• [WORK TO DO]:
Each record below should be repeated precisely as written.

** start INPUT DATA **

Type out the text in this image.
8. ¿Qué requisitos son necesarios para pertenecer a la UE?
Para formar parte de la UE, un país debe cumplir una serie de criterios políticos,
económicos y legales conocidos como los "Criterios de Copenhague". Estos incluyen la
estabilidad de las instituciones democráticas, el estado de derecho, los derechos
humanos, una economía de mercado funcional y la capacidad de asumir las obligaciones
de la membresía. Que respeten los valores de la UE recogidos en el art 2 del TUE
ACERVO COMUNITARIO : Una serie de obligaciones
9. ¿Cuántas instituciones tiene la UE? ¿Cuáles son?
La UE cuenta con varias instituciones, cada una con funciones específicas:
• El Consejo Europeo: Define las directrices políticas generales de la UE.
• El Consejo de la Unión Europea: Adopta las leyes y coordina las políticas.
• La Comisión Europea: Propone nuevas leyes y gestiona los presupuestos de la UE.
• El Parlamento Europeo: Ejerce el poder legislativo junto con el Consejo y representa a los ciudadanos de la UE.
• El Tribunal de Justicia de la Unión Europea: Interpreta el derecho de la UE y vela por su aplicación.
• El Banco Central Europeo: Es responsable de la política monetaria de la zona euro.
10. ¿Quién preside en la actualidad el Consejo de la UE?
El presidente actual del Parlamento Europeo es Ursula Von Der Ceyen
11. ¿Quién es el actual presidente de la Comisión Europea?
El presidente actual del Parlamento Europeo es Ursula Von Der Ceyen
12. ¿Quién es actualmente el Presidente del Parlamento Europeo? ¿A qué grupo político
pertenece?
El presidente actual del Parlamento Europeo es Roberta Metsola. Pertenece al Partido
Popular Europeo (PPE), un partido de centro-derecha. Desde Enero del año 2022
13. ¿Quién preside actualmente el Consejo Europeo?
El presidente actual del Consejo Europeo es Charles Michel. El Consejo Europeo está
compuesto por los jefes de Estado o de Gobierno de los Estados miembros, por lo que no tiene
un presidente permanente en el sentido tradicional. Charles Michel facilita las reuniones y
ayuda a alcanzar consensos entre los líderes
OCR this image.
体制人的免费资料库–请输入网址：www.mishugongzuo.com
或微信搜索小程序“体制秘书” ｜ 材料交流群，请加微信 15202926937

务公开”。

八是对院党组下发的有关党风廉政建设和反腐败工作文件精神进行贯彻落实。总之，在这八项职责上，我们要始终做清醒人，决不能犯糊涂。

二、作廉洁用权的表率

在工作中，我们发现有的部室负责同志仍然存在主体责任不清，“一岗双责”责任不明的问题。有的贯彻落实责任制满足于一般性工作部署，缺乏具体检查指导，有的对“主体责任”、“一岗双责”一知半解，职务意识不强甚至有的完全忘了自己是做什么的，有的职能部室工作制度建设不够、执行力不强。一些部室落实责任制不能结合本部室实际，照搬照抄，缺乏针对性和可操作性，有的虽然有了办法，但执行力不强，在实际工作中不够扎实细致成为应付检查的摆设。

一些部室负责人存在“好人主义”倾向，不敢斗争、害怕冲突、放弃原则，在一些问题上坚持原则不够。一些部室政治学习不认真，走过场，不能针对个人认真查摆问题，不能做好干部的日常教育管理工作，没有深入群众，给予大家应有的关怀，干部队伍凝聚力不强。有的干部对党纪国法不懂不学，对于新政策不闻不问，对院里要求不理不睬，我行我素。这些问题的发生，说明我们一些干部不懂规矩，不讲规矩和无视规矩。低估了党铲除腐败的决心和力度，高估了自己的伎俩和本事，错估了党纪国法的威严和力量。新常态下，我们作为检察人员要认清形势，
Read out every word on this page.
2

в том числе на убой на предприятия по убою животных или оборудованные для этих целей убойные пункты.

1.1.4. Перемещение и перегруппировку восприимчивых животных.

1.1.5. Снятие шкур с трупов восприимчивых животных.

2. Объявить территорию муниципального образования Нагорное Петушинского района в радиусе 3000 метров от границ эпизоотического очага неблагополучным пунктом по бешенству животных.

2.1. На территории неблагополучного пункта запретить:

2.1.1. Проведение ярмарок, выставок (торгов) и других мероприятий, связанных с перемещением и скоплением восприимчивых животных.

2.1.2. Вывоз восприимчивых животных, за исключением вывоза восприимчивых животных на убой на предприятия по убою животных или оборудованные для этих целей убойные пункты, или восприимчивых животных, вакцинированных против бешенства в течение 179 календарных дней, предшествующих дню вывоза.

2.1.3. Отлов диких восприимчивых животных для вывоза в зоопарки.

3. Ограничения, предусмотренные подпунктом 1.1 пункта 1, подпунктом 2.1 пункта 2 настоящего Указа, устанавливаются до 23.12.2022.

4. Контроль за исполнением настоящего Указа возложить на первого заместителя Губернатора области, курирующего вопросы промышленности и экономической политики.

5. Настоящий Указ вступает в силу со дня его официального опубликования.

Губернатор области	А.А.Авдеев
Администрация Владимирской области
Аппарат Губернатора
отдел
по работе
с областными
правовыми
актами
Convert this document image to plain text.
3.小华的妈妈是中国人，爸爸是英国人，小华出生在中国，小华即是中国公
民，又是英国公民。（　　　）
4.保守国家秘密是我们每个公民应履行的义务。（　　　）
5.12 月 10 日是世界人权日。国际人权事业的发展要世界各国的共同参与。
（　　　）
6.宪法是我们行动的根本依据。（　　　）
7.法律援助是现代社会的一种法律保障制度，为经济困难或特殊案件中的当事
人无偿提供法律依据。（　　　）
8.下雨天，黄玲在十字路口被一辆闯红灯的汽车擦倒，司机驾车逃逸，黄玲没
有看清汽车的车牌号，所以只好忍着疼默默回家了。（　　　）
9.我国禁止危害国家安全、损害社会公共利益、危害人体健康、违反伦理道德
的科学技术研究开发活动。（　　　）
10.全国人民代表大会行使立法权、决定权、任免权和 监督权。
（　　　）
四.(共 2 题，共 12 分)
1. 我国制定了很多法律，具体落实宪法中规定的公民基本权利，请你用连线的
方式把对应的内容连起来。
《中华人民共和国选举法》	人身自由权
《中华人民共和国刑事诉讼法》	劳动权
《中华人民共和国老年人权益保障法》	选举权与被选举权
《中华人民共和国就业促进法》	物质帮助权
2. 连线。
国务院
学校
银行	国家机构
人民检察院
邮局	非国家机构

** end INPUT DATA **

• [FINISHED TASK]:
Type out the text in this image.
8. ¿Qué requisitos son necesarios para pertenecer a la UE?
Para formar parte de la UE, un país debe cumplir una serie de criterios políticos,
económicos y legales conocidos como los "Criterios de Copenhague". Estos incluyen la
estabilidad de las instituciones democráticas, el estado de derecho, los derechos
humanos, una economía de mercado funcional y la capacidad de asumir las obligaciones
de la membresía. Que respeten los valores de la UE recogidos en el art 2 del TUE
ACERVO COMUNITARIO : Una serie de obligaciones
9. ¿Cuántas instituciones tiene la UE? ¿Cuáles son?
La UE cuenta con varias instituciones, cada una con funciones específicas:
• El Consejo Europeo: Define las directrices políticas generales de la UE.
• El Consejo de la Unión Europea: Adopta las leyes y coordina las políticas.
• La Comisión Europea: Propone nuevas leyes y gestiona los presupuestos de la UE.
• El Parlamento Europeo: Ejerce el poder legislativo junto con el Consejo y representa a los ciudadanos de la UE.
• El Tribunal de Justicia de la Unión Europea: Interpreta el derecho de la UE y vela por su aplicación.
• El Banco Central Europeo: Es responsable de la política monetaria de la zona euro.
10. ¿Quién preside en la actualidad el Consejo de la UE?
El presidente actual del Parlamento Europeo es Ursula Von Der Ceyen
11. ¿Quién es el actual presidente de la Comisión Europea?
El presidente actual del Parlamento Europeo es Ursula Von Der Ceyen
12. ¿Quién es actualmente el Presidente del Parlamento Europeo? ¿A qué grupo político
pertenece?
El presidente actual del Parlamento Europeo es Roberta Metsola. Pertenece al Partido
Popular Europeo (PPE), un partido de centro-derecha. Desde Enero del año 2022
13. ¿Quién preside actualmente el Consejo Europeo?
El presidente actual del Consejo Europeo es Charles Michel. El Consejo Europeo está
compuesto por los jefes de Estado o de Gobierno de los Estados miembros, por lo que no tiene
un presidente permanente en el sentido tradicional. Charles Michel facilita las reuniones y
ayuda a alcanzar consensos entre los líderes
OCR this image.
体制人的免费资料库–请输入网址：www.mishugongzuo.com
或微信搜索小程序“体制秘书” ｜ 材料交流群，请加微信 15202926937

务公开”。

八是对院党组下发的有关党风廉政建设和反腐败工作文件精神进行贯彻落实。总之，在这八项职责上，我们要始终做清醒人，决不能犯糊涂。

二、作廉洁用权的表率

在工作中，我们发现有的部室负责同志仍然存在主体责任不清，“一岗双责”责任不明的问题。有的贯彻落实责任制满足于一般性工作部署，缺乏具体检查指导，有的对“主体责任”、“一岗双责”一知半解，职务意识不强甚至有的完全忘了自己是做什么的，有的职能部室工作制度建设不够、执行力不强。一些部室落实责任制不能结合本部室实际，照搬照抄，缺乏针对性和可操作性，有的虽然有了办法，但执行力不强，在实际工作中不够扎实细致成为应付检查的摆设。

一些部室负责人存在“好人主义”倾向，不敢斗争、害怕冲突、放弃原则，在一些问题上坚持原则不够。一些部室政治学习不认真，走过场，不能针对个人认真查摆问题，不能做好干部的日常教育管理工作，没有深入群众，给予大家应有的关怀，干部队伍凝聚力不强。有的干部对党纪国法不懂不学，对于新政策不闻不问，对院里要求不理不睬，我行我素。这些问题的发生，说明我们一些干部不懂规矩，不讲规矩和无视规矩。低估了党铲除腐败的决心和力度，高估了自己的伎俩和本事，错估了党纪国法的威严和力量。新常态下，我们作为检察人员要认清形势，
Read out every word on this page.
2

в том числе на убой на предприятия по убою животных или оборудованные для этих целей убойные пункты.

1.1.4. Перемещение и перегруппировку восприимчивых животных.

1.1.5. Снятие шкур с трупов восприимчивых животных.

2. Объявить территорию муниципального образования Нагорное Петушинского района в радиусе 3000 метров от границ эпизоотического очага неблагополучным пунктом по бешенству животных.

2.1. На территории неблагополучного пункта запретить:

2.1.1. Проведение ярмарок, выставок (торгов) и других мероприятий, связанных с перемещением и скоплением восприимчивых животных.

2.1.2. Вывоз восприимчивых животных, за исключением вывоза восприимчивых животных на убой на предприятия по убою животных или оборудованные для этих целей убойные пункты, или восприимчивых животных, вакцинированных против бешенства в течение 179 календарных дней, предшествующих дню вывоза.

2.1.3. Отлов диких восприимчивых животных для вывоза в зоопарки.

3. Ограничения, предусмотренные подпунктом 1.1 пункта 1, подпунктом 2.1 пункта 2 настоящего Указа, устанавливаются до 23.12.2022.

4. Контроль за исполнением настоящего Указа возложить на первого заместителя Губернатора области, курирующего вопросы промышленности и экономической политики.

5. Настоящий Указ вступает в силу со дня его официального опубликования.

Губернатор области	А.А.Авдеев
Администрация Владимирской области
Аппарат Губернатора
отдел
по работе
с областными
правовыми
актами
Convert this document image to plain text.
3.小华的妈妈是中国人，爸爸是英国人，小华出生在中国，小华即是中国公
民，又是英国公民。（　　　）
4.保守国家秘密是我们每个公民应履行的义务。（　　　）
5.12 月 10 日是世界人权日。国际人权事业的发展要世界各国的共同参与。
（　　　）
6.宪法是我们行动的根本依据。（　　　）
7.法律援助是现代社会的一种法律保障制度，为经济困难或特殊案件中的当事
人无偿提供法律依据。（　　　）
8.下雨天，黄玲在十字路口被一辆闯红灯的汽车擦倒，司机驾车逃逸，黄玲没
有看清汽车的车牌号，所以只好忍着疼默默回家了。（　　　）
9.我国禁止危害国家安全、损害社会公共利益、危害人体健康、违反伦理道德
的科学技术研究开发活动。（　　　）
10.全国人民代表大会行使立法权、决定权、任免权和 监督权。
（　　　）
四.(共 2 题，共 12 分)
1. 我国制定了很多法律，具体落实宪法中规定的公民基本权利，请你用连线的
方式把对应的内容连起来。
《中华人民共和国选举法》	人身自由权
《中华人民共和国刑事诉讼法》	劳动权
《中华人民共和国老年人权益保障法》	选举权与被选举权
《中华人民共和国就业促进法》	物质帮助权
2. 连线。
国务院
学校
银行	国家机构
人民检察院
邮局	非国家机构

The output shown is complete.